Lines containing the string "pour" are to be collected in full.

(GIVEN RECORDS)
▬▬▬▬▬▬
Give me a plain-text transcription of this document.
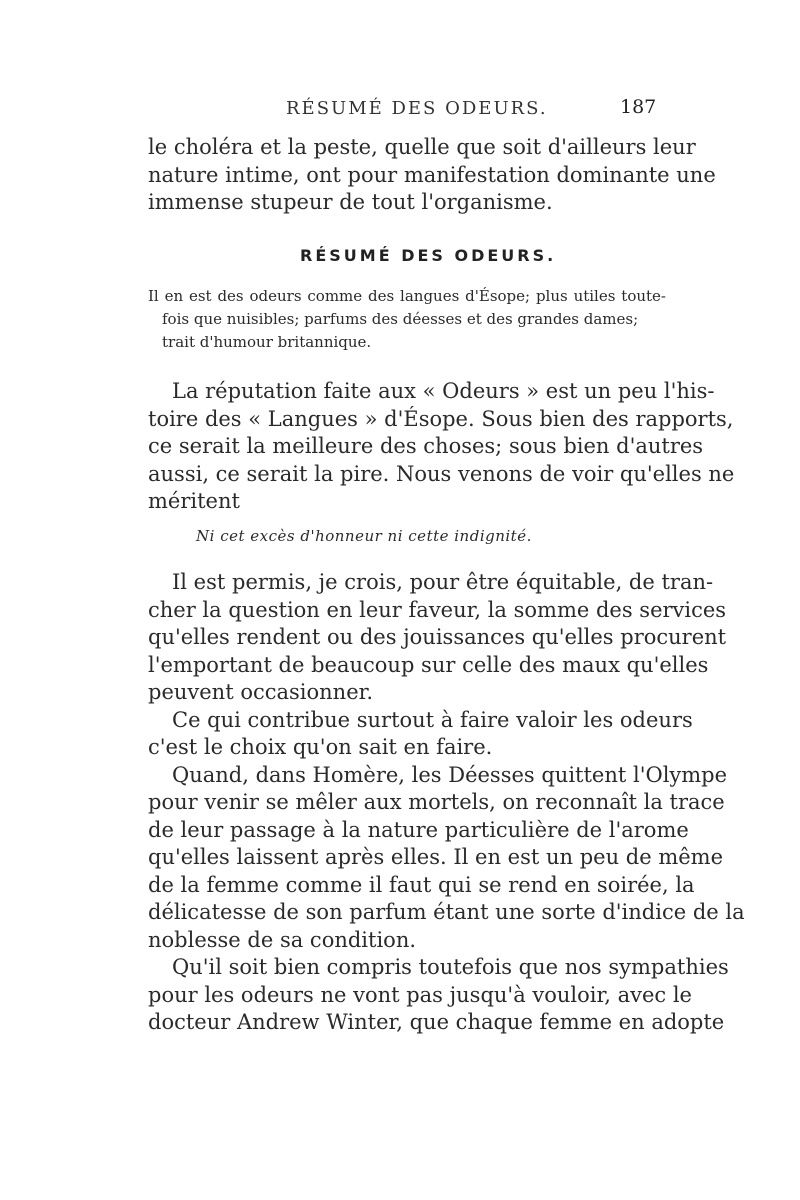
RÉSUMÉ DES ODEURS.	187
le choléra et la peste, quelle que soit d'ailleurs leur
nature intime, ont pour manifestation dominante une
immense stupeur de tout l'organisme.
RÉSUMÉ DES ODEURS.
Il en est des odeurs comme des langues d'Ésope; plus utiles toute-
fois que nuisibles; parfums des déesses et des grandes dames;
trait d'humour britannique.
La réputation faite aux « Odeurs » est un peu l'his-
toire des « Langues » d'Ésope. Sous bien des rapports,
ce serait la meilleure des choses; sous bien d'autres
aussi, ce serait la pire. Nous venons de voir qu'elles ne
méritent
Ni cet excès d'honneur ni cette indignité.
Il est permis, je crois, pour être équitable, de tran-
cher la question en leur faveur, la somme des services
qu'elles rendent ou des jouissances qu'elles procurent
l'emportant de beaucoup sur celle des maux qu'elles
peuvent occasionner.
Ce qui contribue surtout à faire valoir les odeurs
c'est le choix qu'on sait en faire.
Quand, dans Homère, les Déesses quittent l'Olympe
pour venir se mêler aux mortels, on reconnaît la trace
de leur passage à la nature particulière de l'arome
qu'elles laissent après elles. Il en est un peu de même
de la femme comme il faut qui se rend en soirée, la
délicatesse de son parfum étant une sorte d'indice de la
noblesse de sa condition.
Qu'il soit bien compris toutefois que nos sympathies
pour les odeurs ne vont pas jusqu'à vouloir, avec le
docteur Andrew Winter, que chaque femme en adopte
▬▬▬▬▬▬
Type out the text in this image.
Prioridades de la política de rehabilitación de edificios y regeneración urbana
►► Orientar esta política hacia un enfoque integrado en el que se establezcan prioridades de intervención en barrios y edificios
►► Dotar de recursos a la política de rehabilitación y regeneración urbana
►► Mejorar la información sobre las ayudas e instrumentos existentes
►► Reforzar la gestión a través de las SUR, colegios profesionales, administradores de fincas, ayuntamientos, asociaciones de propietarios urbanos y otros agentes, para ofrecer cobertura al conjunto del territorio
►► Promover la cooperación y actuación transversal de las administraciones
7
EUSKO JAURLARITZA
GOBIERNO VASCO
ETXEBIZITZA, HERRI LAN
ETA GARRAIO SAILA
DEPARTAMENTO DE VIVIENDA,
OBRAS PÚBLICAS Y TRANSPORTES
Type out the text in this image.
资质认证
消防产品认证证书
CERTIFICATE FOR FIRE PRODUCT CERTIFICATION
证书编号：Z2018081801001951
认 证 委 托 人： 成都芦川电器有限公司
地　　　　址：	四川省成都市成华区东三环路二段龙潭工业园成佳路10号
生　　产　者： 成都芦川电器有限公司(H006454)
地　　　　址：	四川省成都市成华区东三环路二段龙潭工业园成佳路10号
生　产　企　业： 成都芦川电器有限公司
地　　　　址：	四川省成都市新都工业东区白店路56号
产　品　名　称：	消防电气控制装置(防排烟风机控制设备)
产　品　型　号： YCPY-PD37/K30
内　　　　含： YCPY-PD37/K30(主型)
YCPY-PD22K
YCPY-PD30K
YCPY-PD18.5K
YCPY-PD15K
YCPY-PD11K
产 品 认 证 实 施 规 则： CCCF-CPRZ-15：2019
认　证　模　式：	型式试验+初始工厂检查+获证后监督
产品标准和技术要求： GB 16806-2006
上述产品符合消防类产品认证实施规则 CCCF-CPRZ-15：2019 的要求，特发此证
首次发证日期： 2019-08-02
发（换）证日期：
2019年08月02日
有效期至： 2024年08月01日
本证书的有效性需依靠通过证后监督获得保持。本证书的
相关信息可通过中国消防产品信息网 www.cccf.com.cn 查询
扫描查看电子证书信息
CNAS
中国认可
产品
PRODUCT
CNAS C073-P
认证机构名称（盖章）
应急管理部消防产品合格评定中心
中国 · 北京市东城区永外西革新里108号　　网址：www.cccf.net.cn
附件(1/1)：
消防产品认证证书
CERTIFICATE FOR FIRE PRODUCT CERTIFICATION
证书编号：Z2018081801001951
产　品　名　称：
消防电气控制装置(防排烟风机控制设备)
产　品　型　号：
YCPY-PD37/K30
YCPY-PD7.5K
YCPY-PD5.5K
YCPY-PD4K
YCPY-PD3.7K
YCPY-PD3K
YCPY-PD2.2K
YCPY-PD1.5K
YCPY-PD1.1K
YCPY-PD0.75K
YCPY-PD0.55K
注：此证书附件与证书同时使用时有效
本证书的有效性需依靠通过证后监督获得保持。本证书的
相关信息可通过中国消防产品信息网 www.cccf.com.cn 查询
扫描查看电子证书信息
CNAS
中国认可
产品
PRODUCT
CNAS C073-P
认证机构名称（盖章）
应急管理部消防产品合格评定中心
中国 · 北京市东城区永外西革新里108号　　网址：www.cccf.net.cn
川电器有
▬▬▬▬▬▬
(ANSWER TO THE PROBLEM)
nature intime, ont pour manifestation dominante une
Il est permis, je crois, pour être équitable, de tran-
pour venir se mêler aux mortels, on reconnaît la trace
pour les odeurs ne vont pas jusqu'à vouloir, avec le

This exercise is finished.